---------- GIVEN DATA ----------
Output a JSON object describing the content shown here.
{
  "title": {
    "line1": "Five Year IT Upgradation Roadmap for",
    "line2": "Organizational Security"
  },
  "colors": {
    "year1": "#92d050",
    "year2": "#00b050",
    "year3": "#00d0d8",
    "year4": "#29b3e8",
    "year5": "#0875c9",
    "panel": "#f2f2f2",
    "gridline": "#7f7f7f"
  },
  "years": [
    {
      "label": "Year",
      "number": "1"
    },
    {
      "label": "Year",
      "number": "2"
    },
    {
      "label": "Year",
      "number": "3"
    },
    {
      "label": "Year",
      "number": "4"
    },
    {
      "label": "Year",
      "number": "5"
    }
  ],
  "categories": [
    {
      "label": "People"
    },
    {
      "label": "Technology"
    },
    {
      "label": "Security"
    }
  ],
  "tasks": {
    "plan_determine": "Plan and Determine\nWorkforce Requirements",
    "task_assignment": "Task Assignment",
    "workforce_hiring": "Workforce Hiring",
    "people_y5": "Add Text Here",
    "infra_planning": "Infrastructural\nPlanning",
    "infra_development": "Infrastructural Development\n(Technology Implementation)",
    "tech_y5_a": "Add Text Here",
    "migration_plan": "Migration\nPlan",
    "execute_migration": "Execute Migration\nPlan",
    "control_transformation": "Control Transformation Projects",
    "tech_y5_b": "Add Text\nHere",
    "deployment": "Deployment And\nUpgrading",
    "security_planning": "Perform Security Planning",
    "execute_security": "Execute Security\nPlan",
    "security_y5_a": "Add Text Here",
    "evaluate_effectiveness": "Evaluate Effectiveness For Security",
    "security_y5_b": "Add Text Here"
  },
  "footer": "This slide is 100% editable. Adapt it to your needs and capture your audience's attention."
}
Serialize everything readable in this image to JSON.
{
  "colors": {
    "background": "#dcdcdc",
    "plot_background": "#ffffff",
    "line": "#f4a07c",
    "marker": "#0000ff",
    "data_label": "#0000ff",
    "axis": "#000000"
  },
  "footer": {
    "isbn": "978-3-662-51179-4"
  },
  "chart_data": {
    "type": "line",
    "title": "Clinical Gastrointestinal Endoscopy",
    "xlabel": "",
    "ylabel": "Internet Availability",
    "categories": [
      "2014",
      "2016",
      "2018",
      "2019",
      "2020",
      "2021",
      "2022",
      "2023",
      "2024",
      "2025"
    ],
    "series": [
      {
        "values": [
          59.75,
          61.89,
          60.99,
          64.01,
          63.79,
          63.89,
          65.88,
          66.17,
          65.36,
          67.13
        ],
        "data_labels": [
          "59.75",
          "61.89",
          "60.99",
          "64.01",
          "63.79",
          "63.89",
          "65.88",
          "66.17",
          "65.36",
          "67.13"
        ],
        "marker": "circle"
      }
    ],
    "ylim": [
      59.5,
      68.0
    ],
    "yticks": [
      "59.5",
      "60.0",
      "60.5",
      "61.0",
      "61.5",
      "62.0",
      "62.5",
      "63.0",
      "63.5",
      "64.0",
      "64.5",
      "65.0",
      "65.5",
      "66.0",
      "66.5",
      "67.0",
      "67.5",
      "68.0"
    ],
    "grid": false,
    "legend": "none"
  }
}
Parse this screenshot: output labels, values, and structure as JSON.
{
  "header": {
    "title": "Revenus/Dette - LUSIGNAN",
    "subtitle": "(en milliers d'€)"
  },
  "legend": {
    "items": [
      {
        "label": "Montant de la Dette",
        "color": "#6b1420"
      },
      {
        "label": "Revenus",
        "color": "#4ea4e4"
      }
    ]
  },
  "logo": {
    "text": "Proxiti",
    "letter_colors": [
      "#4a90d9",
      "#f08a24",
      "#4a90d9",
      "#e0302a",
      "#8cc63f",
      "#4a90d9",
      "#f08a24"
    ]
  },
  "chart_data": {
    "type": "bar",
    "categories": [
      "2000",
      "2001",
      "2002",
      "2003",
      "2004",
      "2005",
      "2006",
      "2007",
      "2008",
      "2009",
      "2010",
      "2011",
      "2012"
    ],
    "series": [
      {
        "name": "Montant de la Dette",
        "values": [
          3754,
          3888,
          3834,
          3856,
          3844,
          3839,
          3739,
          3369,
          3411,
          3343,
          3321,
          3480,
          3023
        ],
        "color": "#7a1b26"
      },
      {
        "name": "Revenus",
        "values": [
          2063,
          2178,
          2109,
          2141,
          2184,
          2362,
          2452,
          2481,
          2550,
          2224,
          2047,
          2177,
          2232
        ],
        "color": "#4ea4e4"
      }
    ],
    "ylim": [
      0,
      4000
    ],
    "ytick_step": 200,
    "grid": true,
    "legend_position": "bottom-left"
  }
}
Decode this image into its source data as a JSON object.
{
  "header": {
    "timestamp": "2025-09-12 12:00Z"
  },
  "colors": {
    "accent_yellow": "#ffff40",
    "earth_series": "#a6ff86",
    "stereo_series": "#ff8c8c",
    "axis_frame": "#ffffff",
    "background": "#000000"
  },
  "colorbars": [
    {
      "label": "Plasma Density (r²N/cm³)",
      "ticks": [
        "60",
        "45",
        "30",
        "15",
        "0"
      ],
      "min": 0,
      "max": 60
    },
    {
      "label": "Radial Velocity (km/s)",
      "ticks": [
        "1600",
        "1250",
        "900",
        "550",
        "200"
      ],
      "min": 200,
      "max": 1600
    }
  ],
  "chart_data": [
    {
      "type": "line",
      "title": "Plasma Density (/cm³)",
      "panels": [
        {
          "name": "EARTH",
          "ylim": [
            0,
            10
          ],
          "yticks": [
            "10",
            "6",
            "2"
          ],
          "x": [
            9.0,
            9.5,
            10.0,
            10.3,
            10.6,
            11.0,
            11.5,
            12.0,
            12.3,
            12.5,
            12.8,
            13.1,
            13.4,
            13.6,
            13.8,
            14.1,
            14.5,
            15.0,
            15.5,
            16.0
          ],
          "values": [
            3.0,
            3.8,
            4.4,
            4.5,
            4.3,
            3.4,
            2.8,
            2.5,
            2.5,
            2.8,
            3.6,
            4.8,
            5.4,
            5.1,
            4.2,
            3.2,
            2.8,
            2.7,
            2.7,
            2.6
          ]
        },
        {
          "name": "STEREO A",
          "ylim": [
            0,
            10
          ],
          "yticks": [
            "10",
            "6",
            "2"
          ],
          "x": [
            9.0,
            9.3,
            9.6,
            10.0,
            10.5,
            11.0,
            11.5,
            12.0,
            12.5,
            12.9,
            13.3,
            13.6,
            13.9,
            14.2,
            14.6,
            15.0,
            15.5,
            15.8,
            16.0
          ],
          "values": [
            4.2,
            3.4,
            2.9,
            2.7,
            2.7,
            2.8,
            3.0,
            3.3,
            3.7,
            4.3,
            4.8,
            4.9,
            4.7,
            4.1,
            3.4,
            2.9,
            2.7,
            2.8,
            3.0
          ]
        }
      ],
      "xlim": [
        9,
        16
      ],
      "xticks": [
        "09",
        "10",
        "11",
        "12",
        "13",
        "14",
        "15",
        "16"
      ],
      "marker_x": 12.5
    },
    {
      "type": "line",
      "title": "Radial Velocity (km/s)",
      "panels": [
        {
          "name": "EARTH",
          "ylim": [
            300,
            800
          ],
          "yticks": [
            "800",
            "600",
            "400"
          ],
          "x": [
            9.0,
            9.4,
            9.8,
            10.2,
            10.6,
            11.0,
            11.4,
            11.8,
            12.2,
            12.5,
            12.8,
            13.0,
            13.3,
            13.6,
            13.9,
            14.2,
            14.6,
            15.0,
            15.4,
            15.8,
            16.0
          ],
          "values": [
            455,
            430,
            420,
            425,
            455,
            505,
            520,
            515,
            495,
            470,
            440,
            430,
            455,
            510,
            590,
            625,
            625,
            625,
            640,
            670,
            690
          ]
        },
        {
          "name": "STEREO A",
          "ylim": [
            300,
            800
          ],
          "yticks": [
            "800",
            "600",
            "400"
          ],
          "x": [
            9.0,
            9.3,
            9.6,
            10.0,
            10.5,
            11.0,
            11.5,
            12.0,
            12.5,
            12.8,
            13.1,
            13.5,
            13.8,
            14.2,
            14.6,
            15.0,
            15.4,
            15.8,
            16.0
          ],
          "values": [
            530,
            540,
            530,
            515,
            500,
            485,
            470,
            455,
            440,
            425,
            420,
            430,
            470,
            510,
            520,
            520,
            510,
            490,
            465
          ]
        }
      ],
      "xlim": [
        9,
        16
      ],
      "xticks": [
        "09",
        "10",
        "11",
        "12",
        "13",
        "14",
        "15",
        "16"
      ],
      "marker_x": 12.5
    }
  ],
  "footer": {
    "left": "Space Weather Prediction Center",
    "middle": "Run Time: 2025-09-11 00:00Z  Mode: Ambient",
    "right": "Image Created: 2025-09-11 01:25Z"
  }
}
----------
Pull every line holding "object" out of the records.

Output a JSON object describing the content shown here.
Decode this image into its source data as a JSON object.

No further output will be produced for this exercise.